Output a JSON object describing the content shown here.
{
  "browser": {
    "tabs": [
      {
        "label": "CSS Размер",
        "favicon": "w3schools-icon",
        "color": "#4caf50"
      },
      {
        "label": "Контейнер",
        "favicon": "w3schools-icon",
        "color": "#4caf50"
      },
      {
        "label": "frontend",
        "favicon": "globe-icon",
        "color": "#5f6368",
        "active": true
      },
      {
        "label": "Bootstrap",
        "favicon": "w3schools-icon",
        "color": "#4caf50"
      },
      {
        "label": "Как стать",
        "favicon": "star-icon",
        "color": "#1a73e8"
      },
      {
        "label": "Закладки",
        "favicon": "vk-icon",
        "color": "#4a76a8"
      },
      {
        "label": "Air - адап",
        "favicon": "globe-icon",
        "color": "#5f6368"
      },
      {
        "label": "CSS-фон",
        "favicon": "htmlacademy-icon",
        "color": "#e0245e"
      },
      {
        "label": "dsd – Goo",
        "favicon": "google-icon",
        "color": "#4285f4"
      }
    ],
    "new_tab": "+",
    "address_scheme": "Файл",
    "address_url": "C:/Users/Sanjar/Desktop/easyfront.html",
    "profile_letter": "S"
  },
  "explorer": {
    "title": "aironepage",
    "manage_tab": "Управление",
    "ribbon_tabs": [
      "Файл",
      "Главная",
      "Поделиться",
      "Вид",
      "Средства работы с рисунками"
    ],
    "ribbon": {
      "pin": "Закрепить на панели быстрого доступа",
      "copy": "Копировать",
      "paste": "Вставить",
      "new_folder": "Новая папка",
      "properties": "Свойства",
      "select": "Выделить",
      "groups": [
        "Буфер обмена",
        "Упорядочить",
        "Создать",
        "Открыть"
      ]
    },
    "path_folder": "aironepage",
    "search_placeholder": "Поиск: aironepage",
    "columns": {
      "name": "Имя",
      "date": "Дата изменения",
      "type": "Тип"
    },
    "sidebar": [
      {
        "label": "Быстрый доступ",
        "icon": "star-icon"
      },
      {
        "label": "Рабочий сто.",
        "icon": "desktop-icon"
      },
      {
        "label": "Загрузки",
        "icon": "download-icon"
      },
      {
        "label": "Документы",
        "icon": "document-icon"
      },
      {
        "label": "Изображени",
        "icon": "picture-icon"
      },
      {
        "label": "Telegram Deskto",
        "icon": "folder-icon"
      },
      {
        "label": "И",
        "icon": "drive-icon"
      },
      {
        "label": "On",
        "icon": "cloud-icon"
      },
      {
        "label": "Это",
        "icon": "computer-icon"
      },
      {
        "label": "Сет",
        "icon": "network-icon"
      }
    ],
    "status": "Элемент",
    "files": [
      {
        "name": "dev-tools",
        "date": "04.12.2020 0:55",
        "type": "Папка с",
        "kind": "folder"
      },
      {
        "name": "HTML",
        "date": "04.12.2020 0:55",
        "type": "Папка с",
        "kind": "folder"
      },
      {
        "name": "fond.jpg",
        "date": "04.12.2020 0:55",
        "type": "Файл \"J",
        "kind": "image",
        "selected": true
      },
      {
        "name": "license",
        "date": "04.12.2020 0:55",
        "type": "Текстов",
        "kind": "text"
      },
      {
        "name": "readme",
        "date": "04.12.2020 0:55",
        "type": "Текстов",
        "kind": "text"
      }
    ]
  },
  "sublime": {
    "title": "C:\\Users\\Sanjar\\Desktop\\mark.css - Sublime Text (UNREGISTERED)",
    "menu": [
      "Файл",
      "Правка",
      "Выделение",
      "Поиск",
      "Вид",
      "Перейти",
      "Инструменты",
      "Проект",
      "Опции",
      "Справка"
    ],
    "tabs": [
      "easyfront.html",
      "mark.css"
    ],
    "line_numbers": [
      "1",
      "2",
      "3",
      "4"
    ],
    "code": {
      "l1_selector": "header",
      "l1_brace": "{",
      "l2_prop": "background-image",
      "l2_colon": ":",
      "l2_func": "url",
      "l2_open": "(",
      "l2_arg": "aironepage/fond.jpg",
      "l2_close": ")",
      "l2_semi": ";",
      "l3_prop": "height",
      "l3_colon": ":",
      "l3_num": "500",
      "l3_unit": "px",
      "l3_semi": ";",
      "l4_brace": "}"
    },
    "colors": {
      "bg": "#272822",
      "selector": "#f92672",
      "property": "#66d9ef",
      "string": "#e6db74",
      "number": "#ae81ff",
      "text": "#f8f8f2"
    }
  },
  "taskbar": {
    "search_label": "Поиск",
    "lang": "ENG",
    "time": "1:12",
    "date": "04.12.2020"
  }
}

= = = =

*Exercise requirements:*
Return all of the entries exactly as written.

*Reply to the exercise:*
Output a JSON object describing the content shown here.
{
  "browser": {
    "tabs": [
      {
        "label": "CSS Размер",
        "favicon": "w3schools-icon",
        "color": "#4caf50"
      },
      {
        "label": "Контейнер",
        "favicon": "w3schools-icon",
        "color": "#4caf50"
      },
      {
        "label": "frontend",
        "favicon": "globe-icon",
        "color": "#5f6368",
        "active": true
      },
      {
        "label": "Bootstrap",
        "favicon": "w3schools-icon",
        "color": "#4caf50"
      },
      {
        "label": "Как стать",
        "favicon": "star-icon",
        "color": "#1a73e8"
      },
      {
        "label": "Закладки",
        "favicon": "vk-icon",
        "color": "#4a76a8"
      },
      {
        "label": "Air - адап",
        "favicon": "globe-icon",
        "color": "#5f6368"
      },
      {
        "label": "CSS-фон",
        "favicon": "htmlacademy-icon",
        "color": "#e0245e"
      },
      {
        "label": "dsd – Goo",
        "favicon": "google-icon",
        "color": "#4285f4"
      }
    ],
    "new_tab": "+",
    "address_scheme": "Файл",
    "address_url": "C:/Users/Sanjar/Desktop/easyfront.html",
    "profile_letter": "S"
  },
  "explorer": {
    "title": "aironepage",
    "manage_tab": "Управление",
    "ribbon_tabs": [
      "Файл",
      "Главная",
      "Поделиться",
      "Вид",
      "Средства работы с рисунками"
    ],
    "ribbon": {
      "pin": "Закрепить на панели быстрого доступа",
      "copy": "Копировать",
      "paste": "Вставить",
      "new_folder": "Новая папка",
      "properties": "Свойства",
      "select": "Выделить",
      "groups": [
        "Буфер обмена",
        "Упорядочить",
        "Создать",
        "Открыть"
      ]
    },
    "path_folder": "aironepage",
    "search_placeholder": "Поиск: aironepage",
    "columns": {
      "name": "Имя",
      "date": "Дата изменения",
      "type": "Тип"
    },
    "sidebar": [
      {
        "label": "Быстрый доступ",
        "icon": "star-icon"
      },
      {
        "label": "Рабочий сто.",
        "icon": "desktop-icon"
      },
      {
        "label": "Загрузки",
        "icon": "download-icon"
      },
      {
        "label": "Документы",
        "icon": "document-icon"
      },
      {
        "label": "Изображени",
        "icon": "picture-icon"
      },
      {
        "label": "Telegram Deskto",
        "icon": "folder-icon"
      },
      {
        "label": "И",
        "icon": "drive-icon"
      },
      {
        "label": "On",
        "icon": "cloud-icon"
      },
      {
        "label": "Это",
        "icon": "computer-icon"
      },
      {
        "label": "Сет",
        "icon": "network-icon"
      }
    ],
    "status": "Элемент",
    "files": [
      {
        "name": "dev-tools",
        "date": "04.12.2020 0:55",
        "type": "Папка с",
        "kind": "folder"
      },
      {
        "name": "HTML",
        "date": "04.12.2020 0:55",
        "type": "Папка с",
        "kind": "folder"
      },
      {
        "name": "fond.jpg",
        "date": "04.12.2020 0:55",
        "type": "Файл \"J",
        "kind": "image",
        "selected": true
      },
      {
        "name": "license",
        "date": "04.12.2020 0:55",
        "type": "Текстов",
        "kind": "text"
      },
      {
        "name": "readme",
        "date": "04.12.2020 0:55",
        "type": "Текстов",
        "kind": "text"
      }
    ]
  },
  "sublime": {
    "title": "C:\\Users\\Sanjar\\Desktop\\mark.css - Sublime Text (UNREGISTERED)",
    "menu": [
      "Файл",
      "Правка",
      "Выделение",
      "Поиск",
      "Вид",
      "Перейти",
      "Инструменты",
      "Проект",
      "Опции",
      "Справка"
    ],
    "tabs": [
      "easyfront.html",
      "mark.css"
    ],
    "line_numbers": [
      "1",
      "2",
      "3",
      "4"
    ],
    "code": {
      "l1_selector": "header",
      "l1_brace": "{",
      "l2_prop": "background-image",
      "l2_colon": ":",
      "l2_func": "url",
      "l2_open": "(",
      "l2_arg": "aironepage/fond.jpg",
      "l2_close": ")",
      "l2_semi": ";",
      "l3_prop": "height",
      "l3_colon": ":",
      "l3_num": "500",
      "l3_unit": "px",
      "l3_semi": ";",
      "l4_brace": "}"
    },
    "colors": {
      "bg": "#272822",
      "selector": "#f92672",
      "property": "#66d9ef",
      "string": "#e6db74",
      "number": "#ae81ff",
      "text": "#f8f8f2"
    }
  },
  "taskbar": {
    "search_label": "Поиск",
    "lang": "ENG",
    "time": "1:12",
    "date": "04.12.2020"
  }
}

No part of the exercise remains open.